■ **Provided data**:
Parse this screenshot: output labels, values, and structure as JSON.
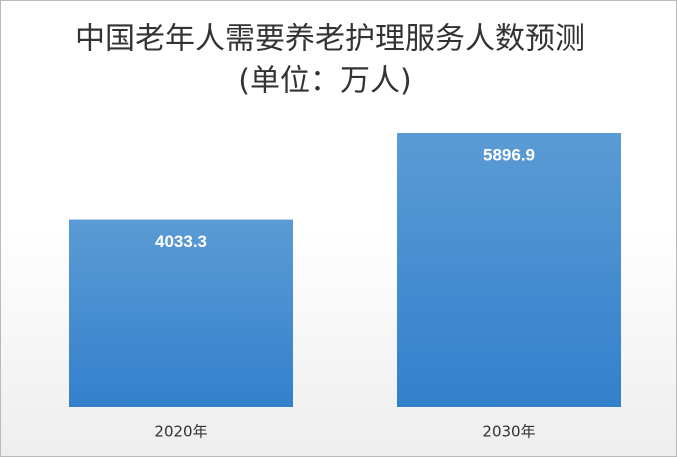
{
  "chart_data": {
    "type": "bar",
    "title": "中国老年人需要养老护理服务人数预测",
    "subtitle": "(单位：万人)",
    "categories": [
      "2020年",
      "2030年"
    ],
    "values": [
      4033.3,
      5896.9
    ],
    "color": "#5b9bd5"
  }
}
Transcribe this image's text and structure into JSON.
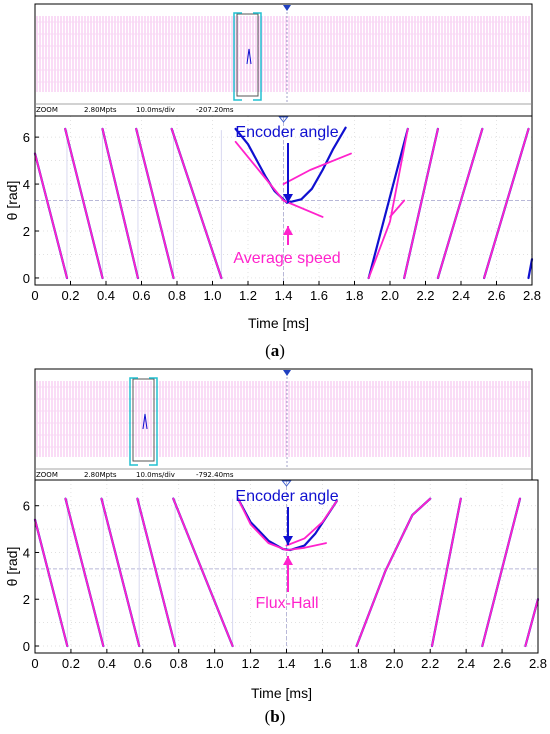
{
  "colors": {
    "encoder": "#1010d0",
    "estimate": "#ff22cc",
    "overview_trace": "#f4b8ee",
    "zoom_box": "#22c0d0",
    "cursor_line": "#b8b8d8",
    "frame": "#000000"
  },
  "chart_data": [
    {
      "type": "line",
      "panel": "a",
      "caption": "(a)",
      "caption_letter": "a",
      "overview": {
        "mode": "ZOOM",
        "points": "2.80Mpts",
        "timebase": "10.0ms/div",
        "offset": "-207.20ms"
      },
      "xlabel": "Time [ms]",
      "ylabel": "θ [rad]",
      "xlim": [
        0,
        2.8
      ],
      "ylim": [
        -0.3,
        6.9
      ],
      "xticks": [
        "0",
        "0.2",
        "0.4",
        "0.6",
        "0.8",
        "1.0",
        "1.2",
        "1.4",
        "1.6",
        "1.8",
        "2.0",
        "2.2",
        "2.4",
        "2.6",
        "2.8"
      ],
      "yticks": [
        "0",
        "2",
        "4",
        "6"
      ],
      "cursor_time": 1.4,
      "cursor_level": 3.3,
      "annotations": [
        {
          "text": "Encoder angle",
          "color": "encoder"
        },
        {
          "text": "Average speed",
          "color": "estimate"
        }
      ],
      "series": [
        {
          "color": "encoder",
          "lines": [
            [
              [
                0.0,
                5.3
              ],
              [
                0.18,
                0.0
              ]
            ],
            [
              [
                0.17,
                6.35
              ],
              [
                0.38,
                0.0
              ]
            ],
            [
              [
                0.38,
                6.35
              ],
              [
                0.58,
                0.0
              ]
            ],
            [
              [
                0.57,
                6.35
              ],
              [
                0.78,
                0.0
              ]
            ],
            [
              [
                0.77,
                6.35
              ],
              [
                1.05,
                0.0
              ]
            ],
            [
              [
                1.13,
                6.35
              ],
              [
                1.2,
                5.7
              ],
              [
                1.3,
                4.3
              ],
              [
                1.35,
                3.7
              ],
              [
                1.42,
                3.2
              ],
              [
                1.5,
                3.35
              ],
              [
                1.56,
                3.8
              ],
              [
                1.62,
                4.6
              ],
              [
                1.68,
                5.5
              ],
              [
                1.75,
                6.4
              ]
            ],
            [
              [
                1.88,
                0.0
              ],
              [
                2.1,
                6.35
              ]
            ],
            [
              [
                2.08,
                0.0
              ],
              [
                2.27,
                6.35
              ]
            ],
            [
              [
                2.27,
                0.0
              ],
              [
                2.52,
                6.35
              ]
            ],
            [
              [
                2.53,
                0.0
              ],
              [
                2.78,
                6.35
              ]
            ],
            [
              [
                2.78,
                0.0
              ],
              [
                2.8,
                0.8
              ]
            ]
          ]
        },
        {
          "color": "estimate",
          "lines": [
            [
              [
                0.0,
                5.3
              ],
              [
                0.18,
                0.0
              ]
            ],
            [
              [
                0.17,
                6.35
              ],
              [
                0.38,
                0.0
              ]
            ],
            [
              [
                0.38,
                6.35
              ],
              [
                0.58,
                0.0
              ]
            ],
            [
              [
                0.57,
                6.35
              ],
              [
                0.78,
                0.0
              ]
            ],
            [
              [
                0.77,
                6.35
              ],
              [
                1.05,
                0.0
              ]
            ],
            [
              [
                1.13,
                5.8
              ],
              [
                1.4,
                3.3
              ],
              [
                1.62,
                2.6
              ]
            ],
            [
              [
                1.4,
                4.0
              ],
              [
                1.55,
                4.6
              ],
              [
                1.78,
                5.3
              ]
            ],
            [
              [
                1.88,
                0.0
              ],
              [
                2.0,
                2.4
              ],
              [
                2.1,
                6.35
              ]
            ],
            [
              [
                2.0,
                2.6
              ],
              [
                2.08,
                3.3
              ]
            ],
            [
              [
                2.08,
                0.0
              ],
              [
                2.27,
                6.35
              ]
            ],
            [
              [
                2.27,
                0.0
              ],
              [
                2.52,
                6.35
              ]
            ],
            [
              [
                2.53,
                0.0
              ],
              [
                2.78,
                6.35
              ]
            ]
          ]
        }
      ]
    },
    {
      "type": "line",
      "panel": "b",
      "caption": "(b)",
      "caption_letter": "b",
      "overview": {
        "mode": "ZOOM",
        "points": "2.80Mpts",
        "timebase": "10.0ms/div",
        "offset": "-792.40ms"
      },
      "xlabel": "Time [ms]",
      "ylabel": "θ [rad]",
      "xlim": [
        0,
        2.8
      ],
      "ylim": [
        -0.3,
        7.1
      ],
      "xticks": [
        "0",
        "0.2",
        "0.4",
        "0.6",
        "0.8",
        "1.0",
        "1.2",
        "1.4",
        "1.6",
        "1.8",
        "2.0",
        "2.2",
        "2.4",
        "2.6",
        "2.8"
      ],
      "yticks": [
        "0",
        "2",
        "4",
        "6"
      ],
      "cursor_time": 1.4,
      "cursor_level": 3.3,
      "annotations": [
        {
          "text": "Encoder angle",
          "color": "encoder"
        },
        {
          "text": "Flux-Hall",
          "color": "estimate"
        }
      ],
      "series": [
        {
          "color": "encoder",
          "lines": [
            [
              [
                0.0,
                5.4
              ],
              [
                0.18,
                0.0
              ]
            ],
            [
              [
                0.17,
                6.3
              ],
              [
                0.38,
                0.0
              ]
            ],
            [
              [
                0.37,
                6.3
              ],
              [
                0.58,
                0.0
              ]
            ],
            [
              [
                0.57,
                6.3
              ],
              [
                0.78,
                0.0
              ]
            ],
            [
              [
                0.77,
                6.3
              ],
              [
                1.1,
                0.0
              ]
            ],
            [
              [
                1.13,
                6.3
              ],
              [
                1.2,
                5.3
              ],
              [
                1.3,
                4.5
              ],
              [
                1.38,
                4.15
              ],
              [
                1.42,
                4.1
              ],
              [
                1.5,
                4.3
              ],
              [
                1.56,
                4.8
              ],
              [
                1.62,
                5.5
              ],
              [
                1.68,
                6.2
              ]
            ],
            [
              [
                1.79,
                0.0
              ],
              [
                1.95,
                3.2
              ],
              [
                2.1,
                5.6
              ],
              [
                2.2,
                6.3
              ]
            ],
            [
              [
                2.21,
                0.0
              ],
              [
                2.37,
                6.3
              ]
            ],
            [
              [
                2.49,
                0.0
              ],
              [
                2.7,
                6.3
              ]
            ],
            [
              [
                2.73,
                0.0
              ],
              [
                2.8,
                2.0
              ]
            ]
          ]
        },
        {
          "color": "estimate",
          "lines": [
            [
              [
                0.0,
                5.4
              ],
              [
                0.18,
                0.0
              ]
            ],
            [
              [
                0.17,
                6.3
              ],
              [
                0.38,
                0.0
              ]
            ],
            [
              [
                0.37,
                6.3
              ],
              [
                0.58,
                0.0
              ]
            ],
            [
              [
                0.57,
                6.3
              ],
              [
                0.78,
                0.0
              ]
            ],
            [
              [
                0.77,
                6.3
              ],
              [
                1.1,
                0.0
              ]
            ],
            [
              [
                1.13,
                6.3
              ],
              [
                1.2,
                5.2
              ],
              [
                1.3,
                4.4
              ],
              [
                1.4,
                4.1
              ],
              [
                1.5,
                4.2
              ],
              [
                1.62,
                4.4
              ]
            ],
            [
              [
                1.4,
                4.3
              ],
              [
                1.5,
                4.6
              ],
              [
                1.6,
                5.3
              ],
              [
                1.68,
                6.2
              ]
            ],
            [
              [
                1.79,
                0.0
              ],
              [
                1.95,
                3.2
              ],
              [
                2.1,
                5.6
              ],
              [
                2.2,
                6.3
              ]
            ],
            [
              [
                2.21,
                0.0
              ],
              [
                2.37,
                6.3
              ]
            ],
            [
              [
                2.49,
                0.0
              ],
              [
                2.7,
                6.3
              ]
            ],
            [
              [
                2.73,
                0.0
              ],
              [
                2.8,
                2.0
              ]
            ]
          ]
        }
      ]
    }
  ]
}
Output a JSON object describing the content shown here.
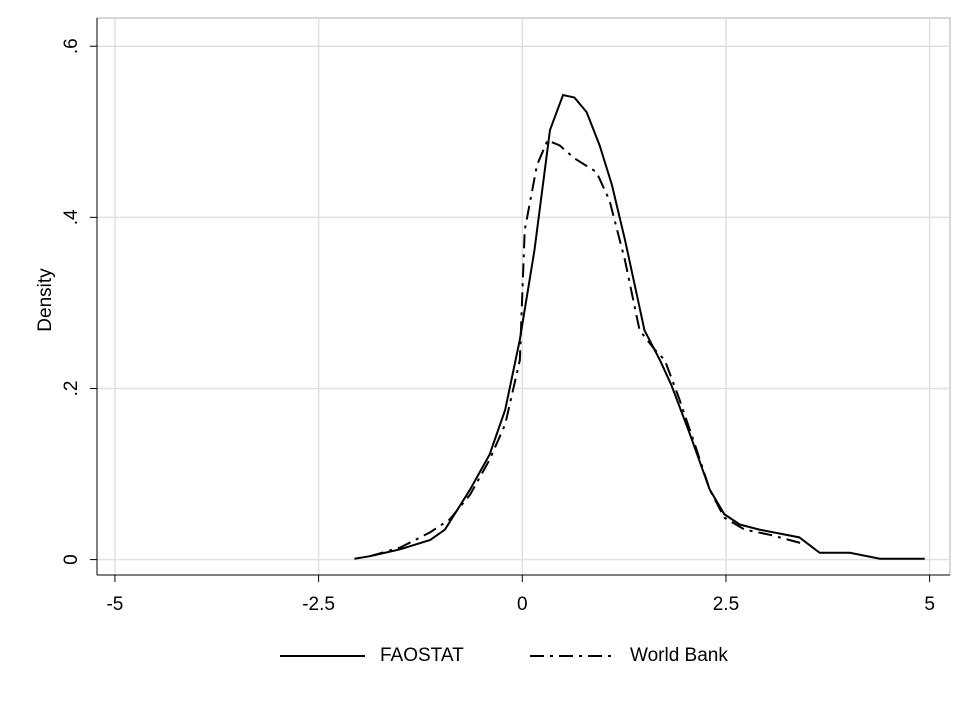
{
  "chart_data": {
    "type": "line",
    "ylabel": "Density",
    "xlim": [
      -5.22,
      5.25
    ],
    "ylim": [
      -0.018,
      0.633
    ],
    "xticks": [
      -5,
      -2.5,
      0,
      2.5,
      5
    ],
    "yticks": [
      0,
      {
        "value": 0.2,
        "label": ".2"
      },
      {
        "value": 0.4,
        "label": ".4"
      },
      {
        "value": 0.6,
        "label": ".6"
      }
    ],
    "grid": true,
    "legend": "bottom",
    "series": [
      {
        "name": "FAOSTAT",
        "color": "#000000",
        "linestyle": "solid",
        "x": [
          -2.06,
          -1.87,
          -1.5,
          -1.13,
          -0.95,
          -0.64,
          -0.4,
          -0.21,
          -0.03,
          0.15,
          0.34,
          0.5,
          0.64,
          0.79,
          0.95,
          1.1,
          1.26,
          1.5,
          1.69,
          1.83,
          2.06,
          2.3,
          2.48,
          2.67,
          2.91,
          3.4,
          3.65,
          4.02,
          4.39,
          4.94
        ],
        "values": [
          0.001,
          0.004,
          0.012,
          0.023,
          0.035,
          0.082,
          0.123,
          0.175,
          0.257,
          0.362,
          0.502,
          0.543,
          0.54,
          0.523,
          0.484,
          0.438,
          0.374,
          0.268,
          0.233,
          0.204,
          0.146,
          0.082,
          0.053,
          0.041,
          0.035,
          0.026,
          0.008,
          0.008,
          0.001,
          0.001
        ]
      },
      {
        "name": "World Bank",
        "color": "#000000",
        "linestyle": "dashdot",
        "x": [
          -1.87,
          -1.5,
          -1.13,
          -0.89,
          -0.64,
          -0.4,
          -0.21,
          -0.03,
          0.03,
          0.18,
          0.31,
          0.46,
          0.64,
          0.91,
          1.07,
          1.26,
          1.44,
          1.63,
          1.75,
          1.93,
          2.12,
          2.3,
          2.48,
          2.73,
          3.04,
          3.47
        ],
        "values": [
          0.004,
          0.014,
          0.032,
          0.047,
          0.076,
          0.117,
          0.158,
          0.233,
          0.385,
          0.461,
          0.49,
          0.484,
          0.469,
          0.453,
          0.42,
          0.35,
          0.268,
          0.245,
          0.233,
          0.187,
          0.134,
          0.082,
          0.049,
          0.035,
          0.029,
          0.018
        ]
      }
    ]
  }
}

■ **Requirement**:
Copy all lines above containing the string "values".

■ **Full response**:
Parse this screenshot: output labels, values, and structure as JSON.
    "values": [
        "values": [
        "values": [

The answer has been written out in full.